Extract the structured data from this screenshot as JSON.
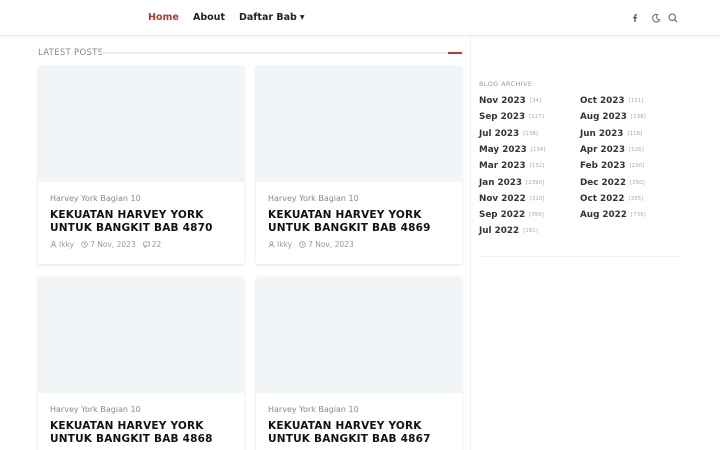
{
  "nav": {
    "home": "Home",
    "about": "About",
    "bab": "Daftar Bab"
  },
  "icons": [
    "facebook-icon",
    "moon-icon",
    "search-icon"
  ],
  "section": {
    "title": "LATEST POSTS"
  },
  "accent_color": "#c0392b",
  "posts": [
    {
      "category": "Harvey York Bagian 10",
      "title_line1": "KEKUATAN HARVEY YORK",
      "title_line2": "UNTUK BANGKIT BAB 4870",
      "author": "Ikky",
      "date": "7 Nov, 2023",
      "comments": "22"
    },
    {
      "category": "Harvey York Bagian 10",
      "title_line1": "KEKUATAN HARVEY YORK",
      "title_line2": "UNTUK BANGKIT BAB 4869",
      "author": "Ikky",
      "date": "7 Nov, 2023",
      "comments": ""
    },
    {
      "category": "Harvey York Bagian 10",
      "title_line1": "KEKUATAN HARVEY YORK",
      "title_line2": "UNTUK BANGKIT BAB 4868"
    },
    {
      "category": "Harvey York Bagian 10",
      "title_line1": "KEKUATAN HARVEY YORK",
      "title_line2": "UNTUK BANGKIT BAB 4867"
    }
  ],
  "sidebar": {
    "title": "BLOG ARCHIVE",
    "archive": [
      {
        "label": "Nov 2023",
        "count": "[34]"
      },
      {
        "label": "Oct 2023",
        "count": "[131]"
      },
      {
        "label": "Sep 2023",
        "count": "[127]"
      },
      {
        "label": "Aug 2023",
        "count": "[138]"
      },
      {
        "label": "Jul 2023",
        "count": "[138]"
      },
      {
        "label": "Jun 2023",
        "count": "[118]"
      },
      {
        "label": "May 2023",
        "count": "[134]"
      },
      {
        "label": "Apr 2023",
        "count": "[126]"
      },
      {
        "label": "Mar 2023",
        "count": "[132]"
      },
      {
        "label": "Feb 2023",
        "count": "[230]"
      },
      {
        "label": "Jan 2023",
        "count": "[1390]"
      },
      {
        "label": "Dec 2022",
        "count": "[350]"
      },
      {
        "label": "Nov 2022",
        "count": "[310]"
      },
      {
        "label": "Oct 2022",
        "count": "[335]"
      },
      {
        "label": "Sep 2022",
        "count": "[350]"
      },
      {
        "label": "Aug 2022",
        "count": "[735]"
      },
      {
        "label": "Jul 2022",
        "count": "[181]"
      }
    ]
  }
}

◇ ◇ ◇

**Problem to work on:** Read the entries and select each line where the word "UNTUK" is found.

**Exercise result:**
      "title_line2": "UNTUK BANGKIT BAB 4870",
      "title_line2": "UNTUK BANGKIT BAB 4869",
      "title_line2": "UNTUK BANGKIT BAB 4868"
      "title_line2": "UNTUK BANGKIT BAB 4867"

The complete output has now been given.